TO BE DONE
In the data below, find each line containing the string "Round" and return it.

** begin MATERIAL FOR THIS EXERCISE **

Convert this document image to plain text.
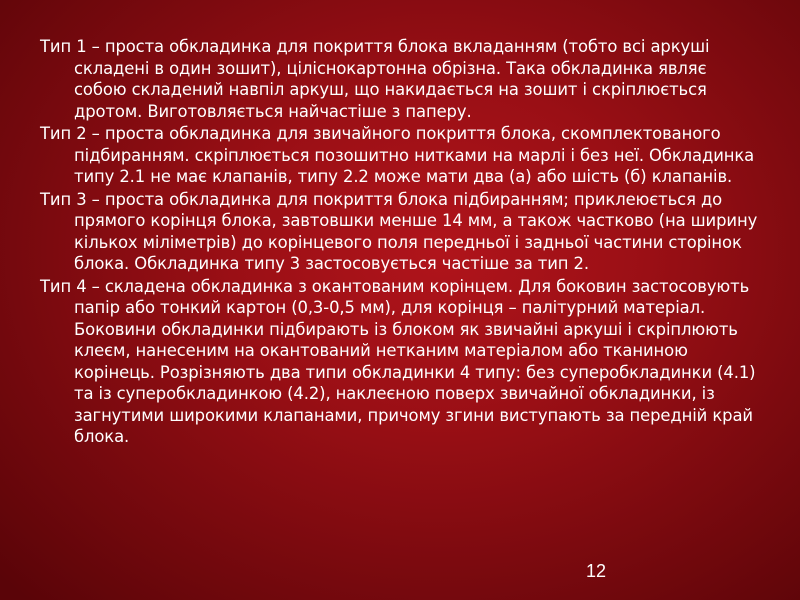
Тип 1 – проста обкладинка для покриття блока вкладанням (тобто всі аркуші складені в один зошит), ціліснокартонна обрізна. Така обкладинка являє собою складений навпіл аркуш, що накидається на зошит і скріплюється дротом. Виготовляється найчастіше з паперу.

Тип 2 – проста обкладинка для звичайного покриття блока, скомплектованого підбиранням. скріплюється позошитно нитками на марлі і без неї. Обкладинка типу 2.1 не має клапанів, типу 2.2 може мати два (а) або шість (б) клапанів.

Тип 3 – проста обкладинка для покриття блока підбиранням; приклеюється до прямого корінця блока, завтовшки менше 14 мм, а також частково (на ширину кількох міліметрів) до корінцевого поля передньої і задньої частини сторінок блока. Обкладинка типу 3 застосовується частіше за тип 2.

Тип 4 – складена обкладинка з окантованим корінцем. Для боковин застосовують папір або тонкий картон (0,3-0,5 мм), для корінця – палітурний матеріал. Боковини обкладинки підбирають із блоком як звичайні аркуші і скріплюють клеєм, нанесеним на окантований нетканим матеріалом або тканиною корінець. Розрізняють два типи обкладинки 4 типу: без суперобкладинки (4.1) та із суперобкладинкою (4.2), наклеєною поверх звичайної обкладинки, із загнутими широкими клапанами, причому згини виступають за передній край блока.

12
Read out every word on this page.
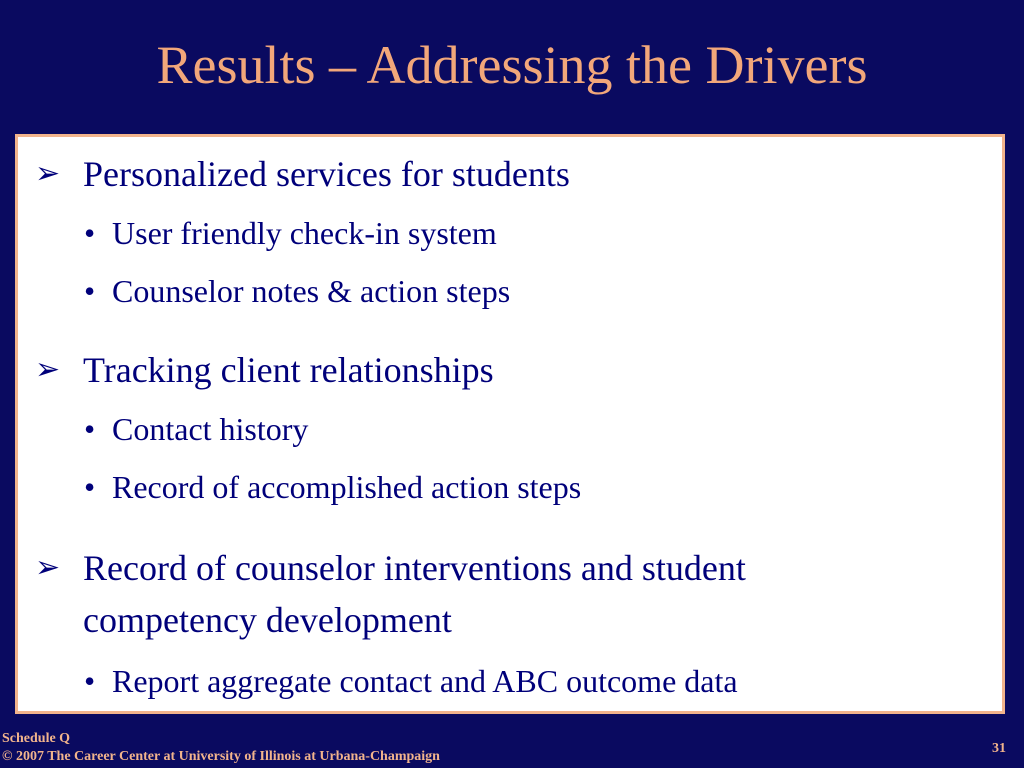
Results – Addressing the Drivers
➢ Personalized services for students
• User friendly check-in system
• Counselor notes & action steps
➢ Tracking client relationships
• Contact history
• Record of accomplished action steps
➢ Record of counselor interventions and student
competency development
• Report aggregate contact and ABC outcome data
Schedule Q
© 2007 The Career Center at University of Illinois at Urbana-Champaign
31
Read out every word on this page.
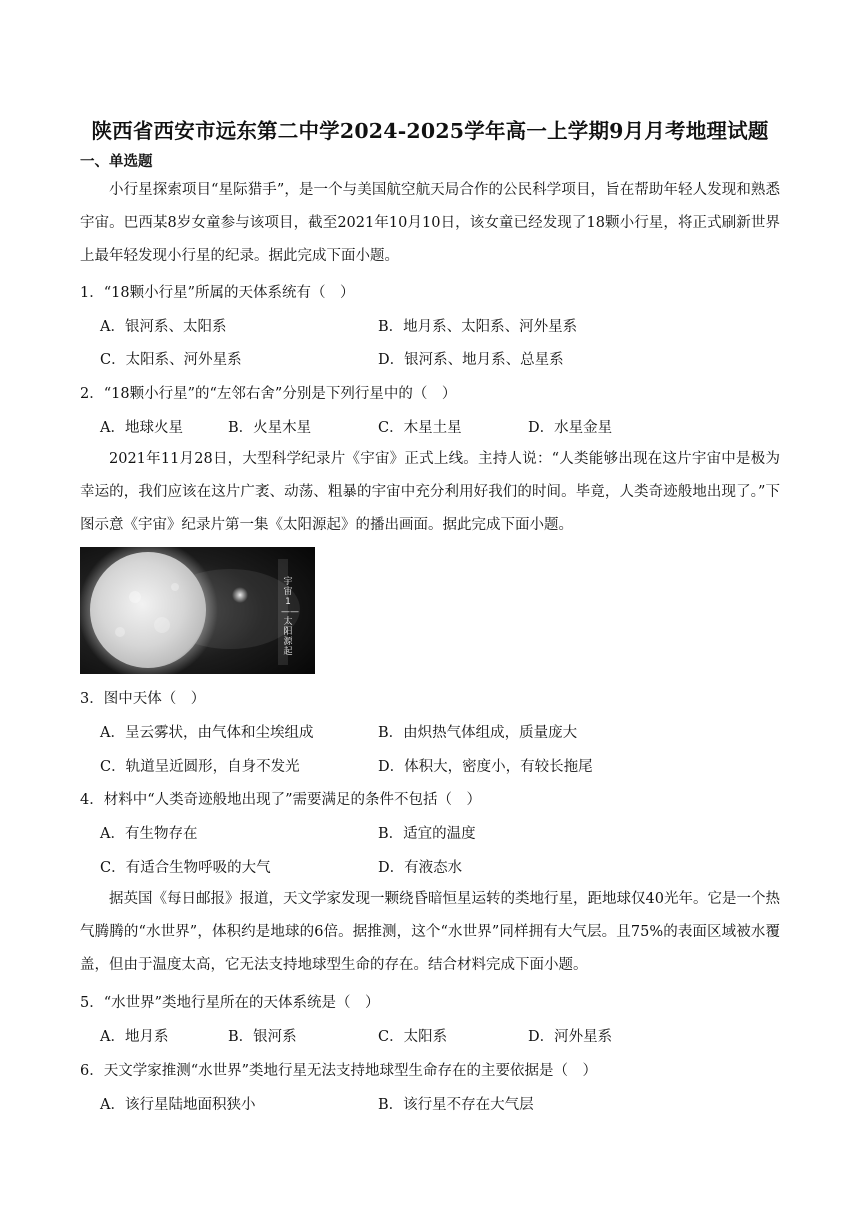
陕西省西安市远东第二中学2024-2025学年高一上学期9月月考地理试题
一、单选题
小行星探索项目“星际猎手”，是一个与美国航空航天局合作的公民科学项目，旨在帮助年轻人发现和熟悉宇宙。巴西某8岁女童参与该项目，截至2021年10月10日，该女童已经发现了18颗小行星，将正式刷新世界上最年轻发现小行星的纪录。据此完成下面小题。
1．“18颗小行星”所属的天体系统有（　）
A．银河系、太阳系	B．地月系、太阳系、河外星系
C．太阳系、河外星系	D．银河系、地月系、总星系
2．“18颗小行星”的“左邻右舍”分别是下列行星中的（　）
A．地球火星	B．火星木星	C．木星土星	D．水星金星
2021年11月28日，大型科学纪录片《宇宙》正式上线。主持人说：“人类能够出现在这片宇宙中是极为幸运的，我们应该在这片广袤、动荡、粗暴的宇宙中充分利用好我们的时间。毕竟，人类奇迹般地出现了。”下图示意《宇宙》纪录片第一集《太阳源起》的播出画面。据此完成下面小题。
宇宙1——太阳源起
3．图中天体（　）
A．呈云雾状，由气体和尘埃组成	B．由炽热气体组成，质量庞大
C．轨道呈近圆形，自身不发光	D．体积大，密度小，有较长拖尾
4．材料中“人类奇迹般地出现了”需要满足的条件不包括（　）
A．有生物存在	B．适宜的温度
C．有适合生物呼吸的大气	D．有液态水
据英国《每日邮报》报道，天文学家发现一颗绕昏暗恒星运转的类地行星，距地球仅40光年。它是一个热气腾腾的“水世界”，体积约是地球的6倍。据推测，这个“水世界”同样拥有大气层。且75%的表面区域被水覆盖，但由于温度太高，它无法支持地球型生命的存在。结合材料完成下面小题。
5．“水世界”类地行星所在的天体系统是（　）
A．地月系	B．银河系	C．太阳系	D．河外星系
6．天文学家推测“水世界”类地行星无法支持地球型生命存在的主要依据是（　）
A．该行星陆地面积狭小	B．该行星不存在大气层
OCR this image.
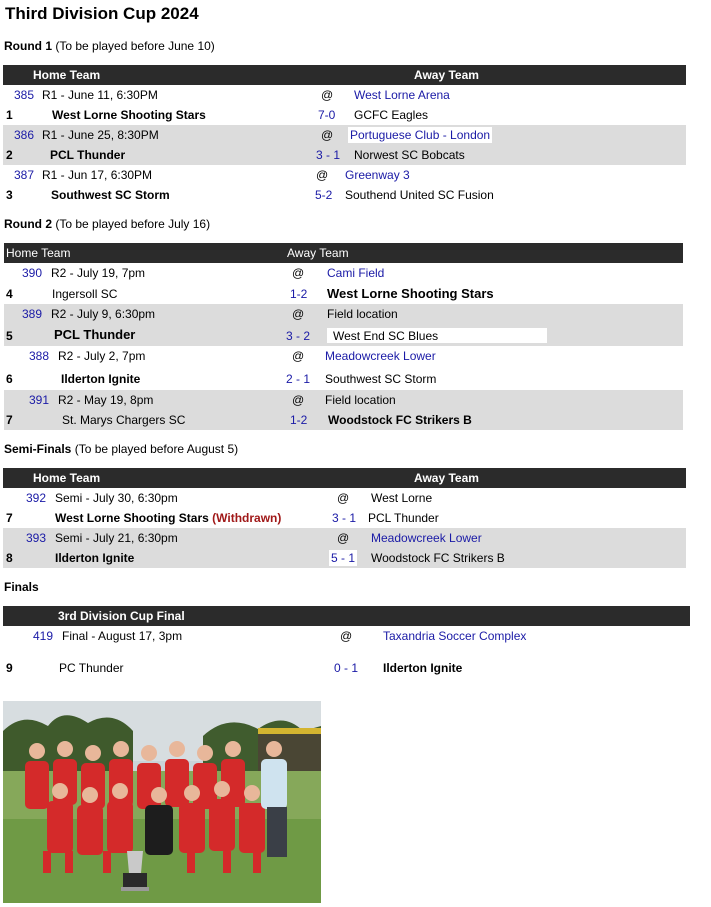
Third Division Cup 2024
Round 1 (To be played before June 10)
Home Team	Away Team
385 R1 - June 11, 6:30PM	@ West Lorne Arena
1	West Lorne Shooting Stars	7-0 GCFC Eagles
386 R1 - June 25, 8:30PM	@ Portuguese Club - London
2	PCL Thunder	3 - 1 Norwest SC Bobcats
387 R1 - Jun 17, 6:30PM	@ Greenway 3
3	Southwest SC Storm	5-2 Southend United SC Fusion
Round 2 (To be played before July 16)
Home Team	Away Team
390 R2 - July 19, 7pm	@ Cami Field
4	Ingersoll SC	1-2 West Lorne Shooting Stars
389 R2 - July 9, 6:30pm	@ Field location
5	PCL Thunder	3 - 2 West End SC Blues
388 R2 - July 2, 7pm	@ Meadowcreek Lower
6	Ilderton Ignite	2 - 1 Southwest SC Storm
391 R2 - May 19, 8pm	@ Field location
7	St. Marys Chargers SC	1-2 Woodstock FC Strikers B
Semi-Finals (To be played before August 5)
Home Team	Away Team
392 Semi - July 30, 6:30pm	@ West Lorne
7	West Lorne Shooting Stars (Withdrawn)	3 - 1 PCL Thunder
393 Semi - July 21, 6:30pm	@ Meadowcreek Lower
8	Ilderton Ignite	5 - 1 Woodstock FC Strikers B
Finals
3rd Division Cup Final
419 Final - August 17, 3pm	@	Taxandria Soccer Complex
9	PC Thunder	0 - 1 Ilderton Ignite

** end MATERIAL FOR THIS EXERCISE **

EXPECTED OUTPUT
Round 1 (To be played before June 10)
Round 2 (To be played before July 16)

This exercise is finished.